◆ Work to complete ◆
Write the records out again exactly, leaving no images in.

Extracted records:

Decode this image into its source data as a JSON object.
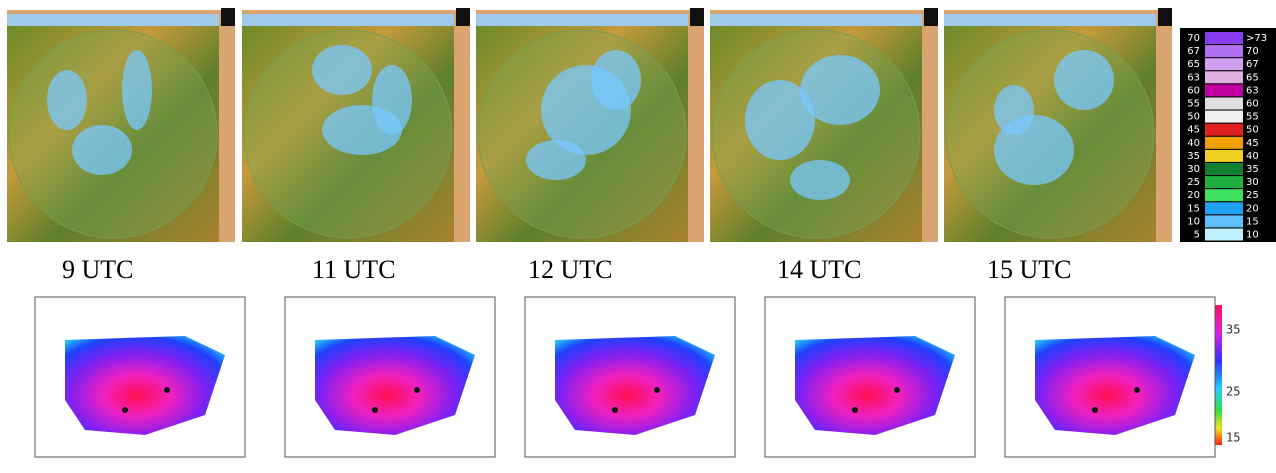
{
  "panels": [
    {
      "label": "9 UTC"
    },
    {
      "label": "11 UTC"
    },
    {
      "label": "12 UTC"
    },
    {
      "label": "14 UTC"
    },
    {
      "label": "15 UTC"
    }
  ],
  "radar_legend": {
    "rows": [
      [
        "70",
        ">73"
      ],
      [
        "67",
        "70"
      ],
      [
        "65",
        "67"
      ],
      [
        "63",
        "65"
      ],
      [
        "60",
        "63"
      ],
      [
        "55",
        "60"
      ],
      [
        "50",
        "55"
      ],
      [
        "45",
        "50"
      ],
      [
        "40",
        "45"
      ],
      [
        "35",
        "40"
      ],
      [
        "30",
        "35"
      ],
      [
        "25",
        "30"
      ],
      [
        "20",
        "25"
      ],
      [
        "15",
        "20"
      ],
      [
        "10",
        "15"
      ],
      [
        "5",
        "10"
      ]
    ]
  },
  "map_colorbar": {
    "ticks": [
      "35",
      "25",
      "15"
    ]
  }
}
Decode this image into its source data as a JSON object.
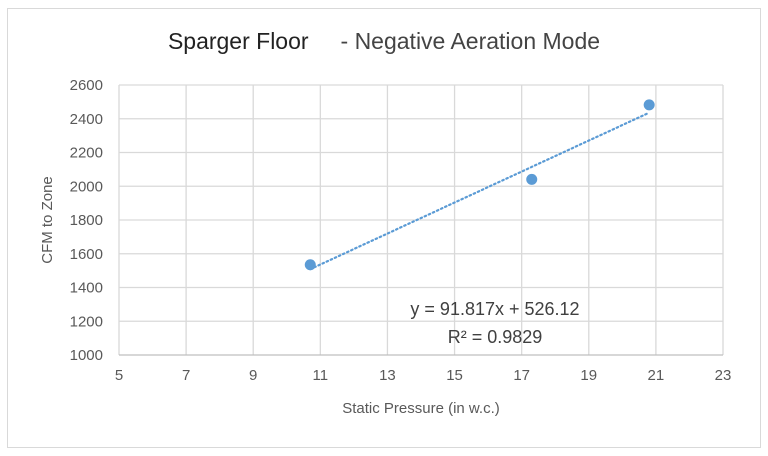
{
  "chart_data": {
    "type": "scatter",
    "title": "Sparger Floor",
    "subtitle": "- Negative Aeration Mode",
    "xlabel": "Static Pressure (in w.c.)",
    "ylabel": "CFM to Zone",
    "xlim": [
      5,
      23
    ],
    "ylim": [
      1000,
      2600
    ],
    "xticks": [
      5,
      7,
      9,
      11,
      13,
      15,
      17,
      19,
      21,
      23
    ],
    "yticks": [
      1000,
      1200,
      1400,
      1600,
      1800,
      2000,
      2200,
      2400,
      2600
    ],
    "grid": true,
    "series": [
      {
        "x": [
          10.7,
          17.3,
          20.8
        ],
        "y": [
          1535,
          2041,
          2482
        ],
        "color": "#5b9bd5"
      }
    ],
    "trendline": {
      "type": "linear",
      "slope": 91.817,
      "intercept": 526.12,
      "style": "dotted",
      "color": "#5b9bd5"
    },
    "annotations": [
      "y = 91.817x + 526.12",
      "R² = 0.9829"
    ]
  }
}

◆ Answer for the task ◆
Decode this image into its source data as a JSON object.
{
  "panels": [
    {
      "label": "9 UTC"
    },
    {
      "label": "11 UTC"
    },
    {
      "label": "12 UTC"
    },
    {
      "label": "14 UTC"
    },
    {
      "label": "15 UTC"
    }
  ],
  "radar_legend": {
    "rows": [
      [
        "70",
        ">73"
      ],
      [
        "67",
        "70"
      ],
      [
        "65",
        "67"
      ],
      [
        "63",
        "65"
      ],
      [
        "60",
        "63"
      ],
      [
        "55",
        "60"
      ],
      [
        "50",
        "55"
      ],
      [
        "45",
        "50"
      ],
      [
        "40",
        "45"
      ],
      [
        "35",
        "40"
      ],
      [
        "30",
        "35"
      ],
      [
        "25",
        "30"
      ],
      [
        "20",
        "25"
      ],
      [
        "15",
        "20"
      ],
      [
        "10",
        "15"
      ],
      [
        "5",
        "10"
      ]
    ]
  },
  "map_colorbar": {
    "ticks": [
      "35",
      "25",
      "15"
    ]
  }
}
Decode this image into its source data as a JSON object.
{
  "chart_data": {
    "type": "scatter",
    "title": "Sparger Floor",
    "subtitle": "- Negative Aeration Mode",
    "xlabel": "Static Pressure (in w.c.)",
    "ylabel": "CFM to Zone",
    "xlim": [
      5,
      23
    ],
    "ylim": [
      1000,
      2600
    ],
    "xticks": [
      5,
      7,
      9,
      11,
      13,
      15,
      17,
      19,
      21,
      23
    ],
    "yticks": [
      1000,
      1200,
      1400,
      1600,
      1800,
      2000,
      2200,
      2400,
      2600
    ],
    "grid": true,
    "series": [
      {
        "x": [
          10.7,
          17.3,
          20.8
        ],
        "y": [
          1535,
          2041,
          2482
        ],
        "color": "#5b9bd5"
      }
    ],
    "trendline": {
      "type": "linear",
      "slope": 91.817,
      "intercept": 526.12,
      "style": "dotted",
      "color": "#5b9bd5"
    },
    "annotations": [
      "y = 91.817x + 526.12",
      "R² = 0.9829"
    ]
  }
}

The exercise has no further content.